Saved entries
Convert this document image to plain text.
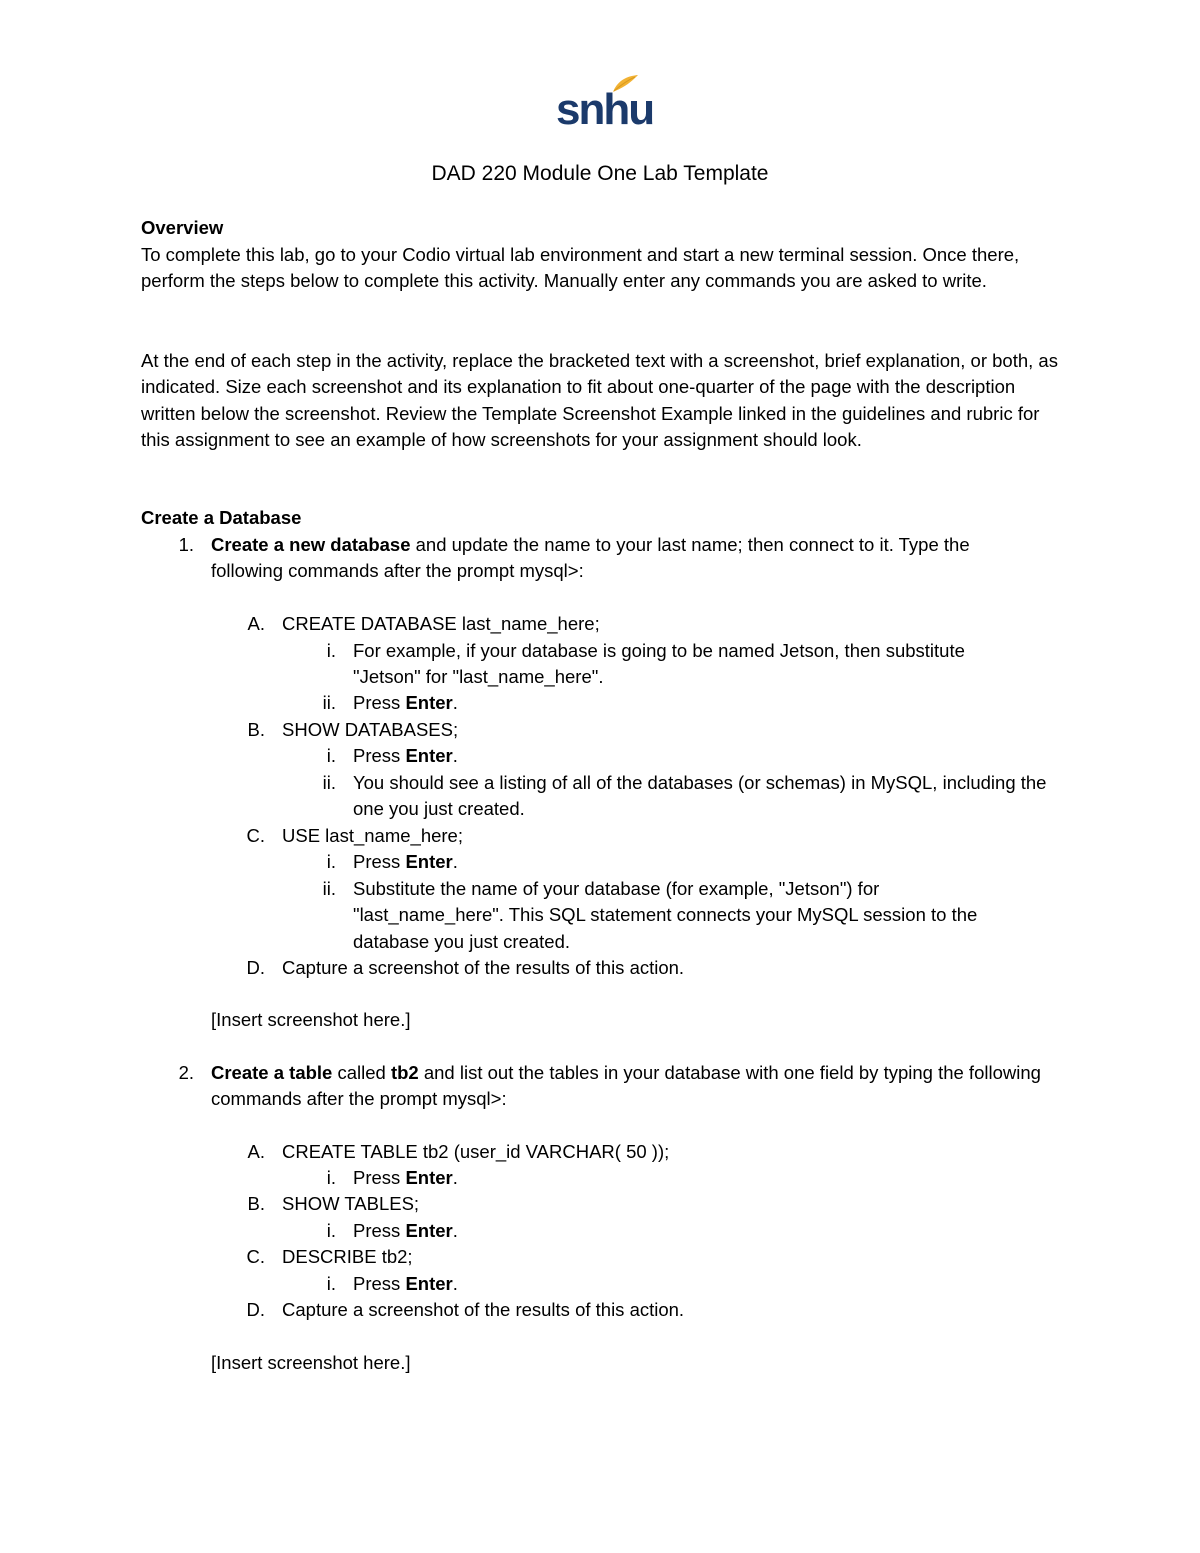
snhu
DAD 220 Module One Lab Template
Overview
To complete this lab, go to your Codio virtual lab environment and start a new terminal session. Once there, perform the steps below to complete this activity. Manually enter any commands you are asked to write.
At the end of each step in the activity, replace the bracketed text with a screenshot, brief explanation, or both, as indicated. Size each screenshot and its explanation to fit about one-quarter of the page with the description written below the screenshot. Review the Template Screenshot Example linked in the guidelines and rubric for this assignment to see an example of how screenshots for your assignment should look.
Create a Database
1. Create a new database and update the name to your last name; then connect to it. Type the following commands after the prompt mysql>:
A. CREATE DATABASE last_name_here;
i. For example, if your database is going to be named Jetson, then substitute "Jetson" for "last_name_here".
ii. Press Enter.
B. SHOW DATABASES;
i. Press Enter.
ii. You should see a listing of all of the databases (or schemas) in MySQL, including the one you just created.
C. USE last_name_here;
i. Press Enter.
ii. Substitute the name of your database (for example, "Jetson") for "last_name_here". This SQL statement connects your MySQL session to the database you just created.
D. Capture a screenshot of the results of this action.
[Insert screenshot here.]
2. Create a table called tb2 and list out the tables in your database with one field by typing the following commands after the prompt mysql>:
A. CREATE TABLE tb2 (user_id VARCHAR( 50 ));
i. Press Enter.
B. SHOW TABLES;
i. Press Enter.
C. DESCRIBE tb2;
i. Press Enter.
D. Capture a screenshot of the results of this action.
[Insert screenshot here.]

--

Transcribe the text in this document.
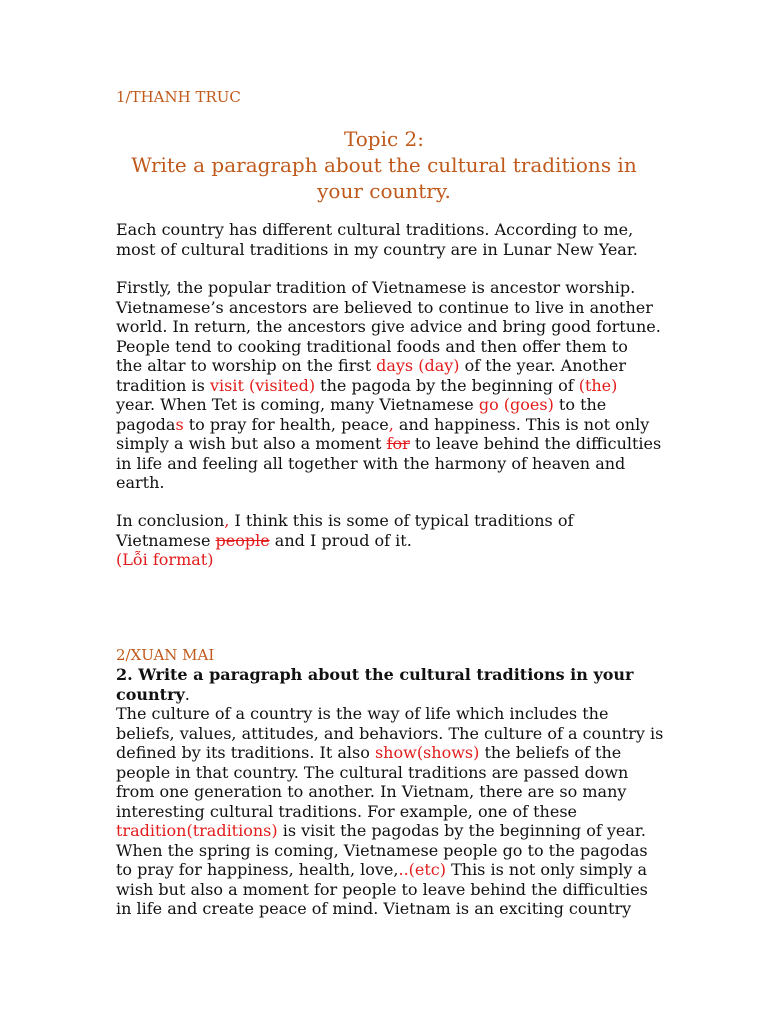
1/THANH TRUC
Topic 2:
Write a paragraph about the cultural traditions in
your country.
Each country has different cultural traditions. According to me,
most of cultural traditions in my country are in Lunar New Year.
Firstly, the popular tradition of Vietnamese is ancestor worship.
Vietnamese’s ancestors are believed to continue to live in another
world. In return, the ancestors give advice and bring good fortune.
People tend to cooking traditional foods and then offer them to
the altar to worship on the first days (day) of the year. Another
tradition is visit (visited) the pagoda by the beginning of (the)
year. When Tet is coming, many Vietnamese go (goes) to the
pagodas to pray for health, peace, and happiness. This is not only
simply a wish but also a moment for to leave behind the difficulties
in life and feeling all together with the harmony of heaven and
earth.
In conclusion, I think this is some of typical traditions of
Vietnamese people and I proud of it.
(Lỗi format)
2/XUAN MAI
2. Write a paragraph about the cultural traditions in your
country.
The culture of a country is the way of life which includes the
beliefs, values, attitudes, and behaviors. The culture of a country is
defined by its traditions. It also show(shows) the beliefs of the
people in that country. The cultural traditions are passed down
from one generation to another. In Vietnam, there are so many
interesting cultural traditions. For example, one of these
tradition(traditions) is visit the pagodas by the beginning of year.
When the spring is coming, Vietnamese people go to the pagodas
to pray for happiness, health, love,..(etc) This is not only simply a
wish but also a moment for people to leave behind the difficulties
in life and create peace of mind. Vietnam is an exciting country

== Work instructions ==
Gather all lines from the records above in which "wish" appears.

== Expected answer ==
simply a wish but also a moment for to leave behind the difficulties
wish but also a moment for people to leave behind the difficulties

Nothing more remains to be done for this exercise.